Dataset records:
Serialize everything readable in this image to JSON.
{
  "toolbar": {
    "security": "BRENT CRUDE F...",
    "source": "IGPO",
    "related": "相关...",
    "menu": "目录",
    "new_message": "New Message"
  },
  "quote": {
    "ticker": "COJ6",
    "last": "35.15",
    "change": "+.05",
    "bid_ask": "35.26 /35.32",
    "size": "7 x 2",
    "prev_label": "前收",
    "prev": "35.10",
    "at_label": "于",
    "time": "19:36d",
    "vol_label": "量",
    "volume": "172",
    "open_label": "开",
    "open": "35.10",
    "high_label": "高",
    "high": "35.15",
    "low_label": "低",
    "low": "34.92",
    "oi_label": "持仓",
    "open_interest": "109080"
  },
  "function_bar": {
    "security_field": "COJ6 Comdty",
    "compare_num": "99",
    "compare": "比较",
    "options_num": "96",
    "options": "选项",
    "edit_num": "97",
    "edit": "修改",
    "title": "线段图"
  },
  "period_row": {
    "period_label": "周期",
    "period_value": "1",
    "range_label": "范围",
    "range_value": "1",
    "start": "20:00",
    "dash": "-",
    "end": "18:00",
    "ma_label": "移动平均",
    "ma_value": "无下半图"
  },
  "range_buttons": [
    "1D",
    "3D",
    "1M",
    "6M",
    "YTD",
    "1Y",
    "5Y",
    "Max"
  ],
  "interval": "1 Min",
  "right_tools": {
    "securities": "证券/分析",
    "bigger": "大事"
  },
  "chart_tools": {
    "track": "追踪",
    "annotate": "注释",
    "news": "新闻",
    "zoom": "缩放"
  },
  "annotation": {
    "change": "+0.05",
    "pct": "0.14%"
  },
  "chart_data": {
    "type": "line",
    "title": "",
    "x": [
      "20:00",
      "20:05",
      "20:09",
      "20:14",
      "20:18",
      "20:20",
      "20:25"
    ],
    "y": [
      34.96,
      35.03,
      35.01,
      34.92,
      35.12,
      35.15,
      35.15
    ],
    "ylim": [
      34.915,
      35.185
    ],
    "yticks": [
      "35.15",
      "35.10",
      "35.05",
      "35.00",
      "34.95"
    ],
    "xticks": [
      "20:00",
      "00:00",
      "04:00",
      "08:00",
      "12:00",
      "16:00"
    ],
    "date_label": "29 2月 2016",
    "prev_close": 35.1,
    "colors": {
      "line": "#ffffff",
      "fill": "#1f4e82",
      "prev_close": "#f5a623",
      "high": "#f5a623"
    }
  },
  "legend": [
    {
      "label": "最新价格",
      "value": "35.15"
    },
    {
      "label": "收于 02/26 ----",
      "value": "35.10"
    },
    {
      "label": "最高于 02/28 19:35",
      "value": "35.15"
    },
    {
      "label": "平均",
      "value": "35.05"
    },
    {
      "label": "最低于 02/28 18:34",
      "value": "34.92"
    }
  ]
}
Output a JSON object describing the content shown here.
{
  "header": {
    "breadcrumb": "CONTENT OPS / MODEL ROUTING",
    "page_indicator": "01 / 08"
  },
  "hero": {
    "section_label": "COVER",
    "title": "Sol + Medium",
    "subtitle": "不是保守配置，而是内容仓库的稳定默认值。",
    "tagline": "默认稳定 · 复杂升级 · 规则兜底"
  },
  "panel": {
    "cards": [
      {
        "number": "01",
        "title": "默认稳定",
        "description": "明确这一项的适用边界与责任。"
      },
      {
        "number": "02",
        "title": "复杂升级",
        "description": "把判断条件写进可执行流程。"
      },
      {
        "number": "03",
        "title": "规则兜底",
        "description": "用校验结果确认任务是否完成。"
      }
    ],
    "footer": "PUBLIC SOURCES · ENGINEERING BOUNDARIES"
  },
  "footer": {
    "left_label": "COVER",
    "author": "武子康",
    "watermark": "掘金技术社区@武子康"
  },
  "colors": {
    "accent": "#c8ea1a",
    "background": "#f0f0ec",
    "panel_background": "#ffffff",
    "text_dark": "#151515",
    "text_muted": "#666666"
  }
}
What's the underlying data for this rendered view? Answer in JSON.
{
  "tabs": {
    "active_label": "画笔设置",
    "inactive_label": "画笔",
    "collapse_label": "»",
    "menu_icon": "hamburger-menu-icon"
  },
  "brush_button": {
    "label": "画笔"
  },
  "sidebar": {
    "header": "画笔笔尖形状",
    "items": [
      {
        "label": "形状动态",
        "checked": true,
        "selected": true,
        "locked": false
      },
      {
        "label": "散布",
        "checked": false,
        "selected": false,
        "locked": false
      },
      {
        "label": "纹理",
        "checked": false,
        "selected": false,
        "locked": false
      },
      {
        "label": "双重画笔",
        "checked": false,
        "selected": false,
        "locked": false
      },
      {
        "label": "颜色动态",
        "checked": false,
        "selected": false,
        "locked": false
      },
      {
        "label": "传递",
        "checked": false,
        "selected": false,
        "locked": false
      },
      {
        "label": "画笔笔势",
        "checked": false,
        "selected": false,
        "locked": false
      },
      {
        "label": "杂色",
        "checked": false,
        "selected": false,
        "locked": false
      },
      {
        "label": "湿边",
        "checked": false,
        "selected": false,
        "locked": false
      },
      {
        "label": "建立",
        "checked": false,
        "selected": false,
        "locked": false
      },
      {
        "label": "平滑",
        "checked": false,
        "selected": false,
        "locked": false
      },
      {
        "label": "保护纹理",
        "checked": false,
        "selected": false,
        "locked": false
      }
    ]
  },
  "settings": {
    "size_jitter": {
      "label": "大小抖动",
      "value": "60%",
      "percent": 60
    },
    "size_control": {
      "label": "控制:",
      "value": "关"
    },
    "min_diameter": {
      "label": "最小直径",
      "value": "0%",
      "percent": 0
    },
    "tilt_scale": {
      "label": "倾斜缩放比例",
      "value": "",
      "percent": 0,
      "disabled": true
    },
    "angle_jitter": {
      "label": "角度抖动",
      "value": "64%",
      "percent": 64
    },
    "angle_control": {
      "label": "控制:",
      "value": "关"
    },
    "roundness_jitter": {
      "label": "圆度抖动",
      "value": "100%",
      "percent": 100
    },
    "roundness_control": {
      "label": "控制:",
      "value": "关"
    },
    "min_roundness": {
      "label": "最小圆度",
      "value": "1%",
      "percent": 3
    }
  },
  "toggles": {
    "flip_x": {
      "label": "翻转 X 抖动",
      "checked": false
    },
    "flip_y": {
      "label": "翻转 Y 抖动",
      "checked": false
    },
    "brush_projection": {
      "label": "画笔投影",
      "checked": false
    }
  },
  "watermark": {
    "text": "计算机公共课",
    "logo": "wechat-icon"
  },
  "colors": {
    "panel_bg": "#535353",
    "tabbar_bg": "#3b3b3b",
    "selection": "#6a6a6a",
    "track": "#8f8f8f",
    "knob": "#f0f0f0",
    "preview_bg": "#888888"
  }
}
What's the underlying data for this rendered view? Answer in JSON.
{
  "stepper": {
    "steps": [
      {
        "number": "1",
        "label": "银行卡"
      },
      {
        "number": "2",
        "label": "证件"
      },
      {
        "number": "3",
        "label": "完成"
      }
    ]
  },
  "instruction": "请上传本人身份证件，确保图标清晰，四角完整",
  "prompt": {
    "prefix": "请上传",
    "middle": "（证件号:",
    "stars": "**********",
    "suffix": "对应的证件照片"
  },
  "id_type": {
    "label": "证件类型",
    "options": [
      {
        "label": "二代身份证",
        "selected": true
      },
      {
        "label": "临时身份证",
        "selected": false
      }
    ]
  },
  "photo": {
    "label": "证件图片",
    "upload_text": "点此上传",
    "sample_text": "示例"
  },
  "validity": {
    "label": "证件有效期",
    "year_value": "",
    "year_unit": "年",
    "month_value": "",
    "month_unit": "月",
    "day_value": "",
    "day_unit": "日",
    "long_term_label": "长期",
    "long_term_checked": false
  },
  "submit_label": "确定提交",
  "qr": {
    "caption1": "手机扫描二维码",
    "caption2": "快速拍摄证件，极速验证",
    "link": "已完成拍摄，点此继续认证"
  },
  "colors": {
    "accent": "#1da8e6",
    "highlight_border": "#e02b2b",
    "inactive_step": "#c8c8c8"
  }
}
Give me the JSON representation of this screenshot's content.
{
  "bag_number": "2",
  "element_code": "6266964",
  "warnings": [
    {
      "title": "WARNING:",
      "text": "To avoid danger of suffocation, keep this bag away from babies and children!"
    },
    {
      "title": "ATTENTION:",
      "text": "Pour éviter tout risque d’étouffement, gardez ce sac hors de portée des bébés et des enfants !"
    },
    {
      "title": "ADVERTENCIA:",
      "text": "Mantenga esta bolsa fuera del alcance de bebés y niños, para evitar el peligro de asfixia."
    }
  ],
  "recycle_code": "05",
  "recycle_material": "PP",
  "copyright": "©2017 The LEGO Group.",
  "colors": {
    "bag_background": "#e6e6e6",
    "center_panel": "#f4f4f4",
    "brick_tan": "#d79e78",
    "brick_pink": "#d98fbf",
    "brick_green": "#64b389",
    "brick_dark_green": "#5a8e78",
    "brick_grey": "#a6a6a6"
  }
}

* Task to complete:
Take the lines from the one containing "Give me the" to the last line of the material above and write them out exactly.

* Result of this exercise:
Give me the JSON representation of this screenshot's content.
{
  "bag_number": "2",
  "element_code": "6266964",
  "warnings": [
    {
      "title": "WARNING:",
      "text": "To avoid danger of suffocation, keep this bag away from babies and children!"
    },
    {
      "title": "ATTENTION:",
      "text": "Pour éviter tout risque d’étouffement, gardez ce sac hors de portée des bébés et des enfants !"
    },
    {
      "title": "ADVERTENCIA:",
      "text": "Mantenga esta bolsa fuera del alcance de bebés y niños, para evitar el peligro de asfixia."
    }
  ],
  "recycle_code": "05",
  "recycle_material": "PP",
  "copyright": "©2017 The LEGO Group.",
  "colors": {
    "bag_background": "#e6e6e6",
    "center_panel": "#f4f4f4",
    "brick_tan": "#d79e78",
    "brick_pink": "#d98fbf",
    "brick_green": "#64b389",
    "brick_dark_green": "#5a8e78",
    "brick_grey": "#a6a6a6"
  }
}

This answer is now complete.